_Your goal_:
Copy out the data exactly, leaving the pictures behind.

_Records shown_:
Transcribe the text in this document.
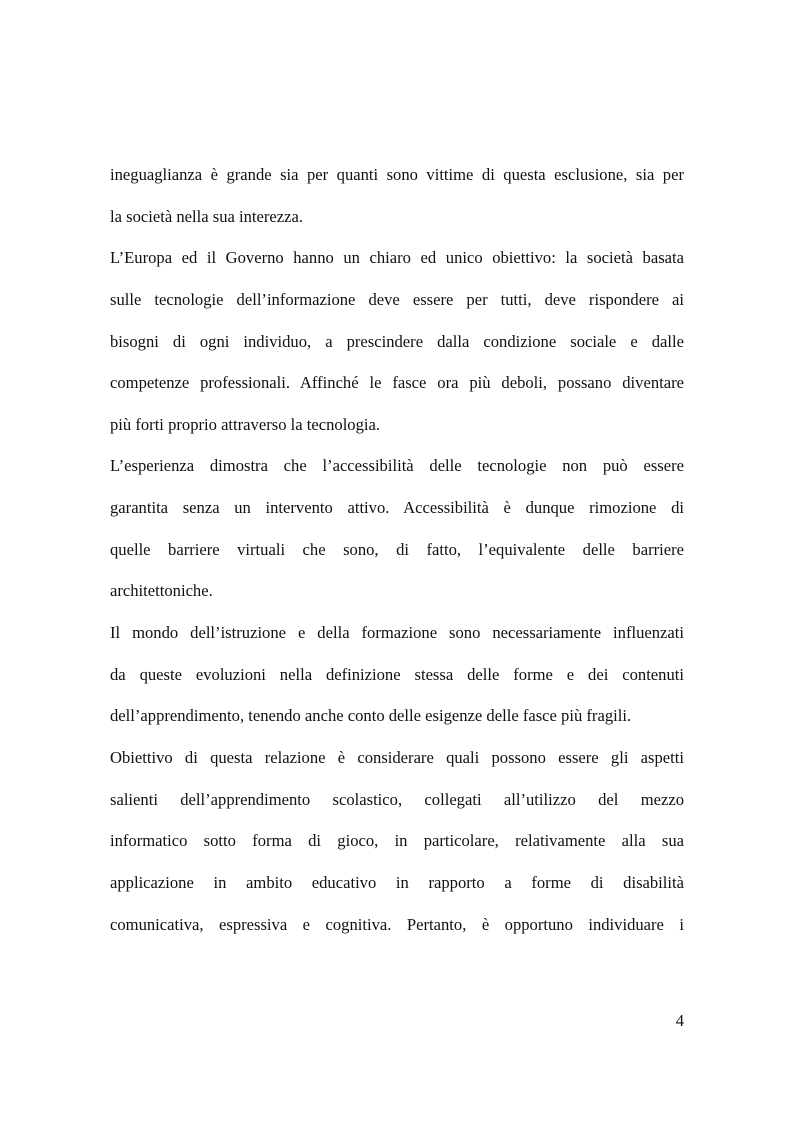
ineguaglianza è grande sia per quanti sono vittime di questa esclusione, sia per
la società nella sua interezza.

L’Europa ed il Governo hanno un chiaro ed unico obiettivo: la società basata
sulle tecnologie dell’informazione deve essere per tutti, deve rispondere ai
bisogni di ogni individuo, a prescindere dalla condizione sociale e dalle
competenze professionali. Affinché le fasce ora più deboli, possano diventare
più forti proprio attraverso la tecnologia.

L’esperienza dimostra che l’accessibilità delle tecnologie non può essere
garantita senza un intervento attivo. Accessibilità è dunque rimozione di
quelle barriere virtuali che sono, di fatto, l’equivalente delle barriere
architettoniche.

Il mondo dell’istruzione e della formazione sono necessariamente influenzati
da queste evoluzioni nella definizione stessa delle forme e dei contenuti
dell’apprendimento, tenendo anche conto delle esigenze delle fasce più fragili.

Obiettivo di questa relazione è considerare quali possono essere gli aspetti
salienti dell’apprendimento scolastico, collegati all’utilizzo del mezzo
informatico sotto forma di gioco, in particolare, relativamente alla sua
applicazione in ambito educativo in rapporto a forme di disabilità
comunicativa, espressiva e cognitiva. Pertanto, è opportuno individuare i

4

_Response to the exercise_:
Transcribe the text in this document.
ineguaglianza è grande sia per quanti sono vittime di questa esclusione, sia per
la società nella sua interezza.

L’Europa ed il Governo hanno un chiaro ed unico obiettivo: la società basata
sulle tecnologie dell’informazione deve essere per tutti, deve rispondere ai
bisogni di ogni individuo, a prescindere dalla condizione sociale e dalle
competenze professionali. Affinché le fasce ora più deboli, possano diventare
più forti proprio attraverso la tecnologia.

L’esperienza dimostra che l’accessibilità delle tecnologie non può essere
garantita senza un intervento attivo. Accessibilità è dunque rimozione di
quelle barriere virtuali che sono, di fatto, l’equivalente delle barriere
architettoniche.

Il mondo dell’istruzione e della formazione sono necessariamente influenzati
da queste evoluzioni nella definizione stessa delle forme e dei contenuti
dell’apprendimento, tenendo anche conto delle esigenze delle fasce più fragili.

Obiettivo di questa relazione è considerare quali possono essere gli aspetti
salienti dell’apprendimento scolastico, collegati all’utilizzo del mezzo
informatico sotto forma di gioco, in particolare, relativamente alla sua
applicazione in ambito educativo in rapporto a forme di disabilità
comunicativa, espressiva e cognitiva. Pertanto, è opportuno individuare i

4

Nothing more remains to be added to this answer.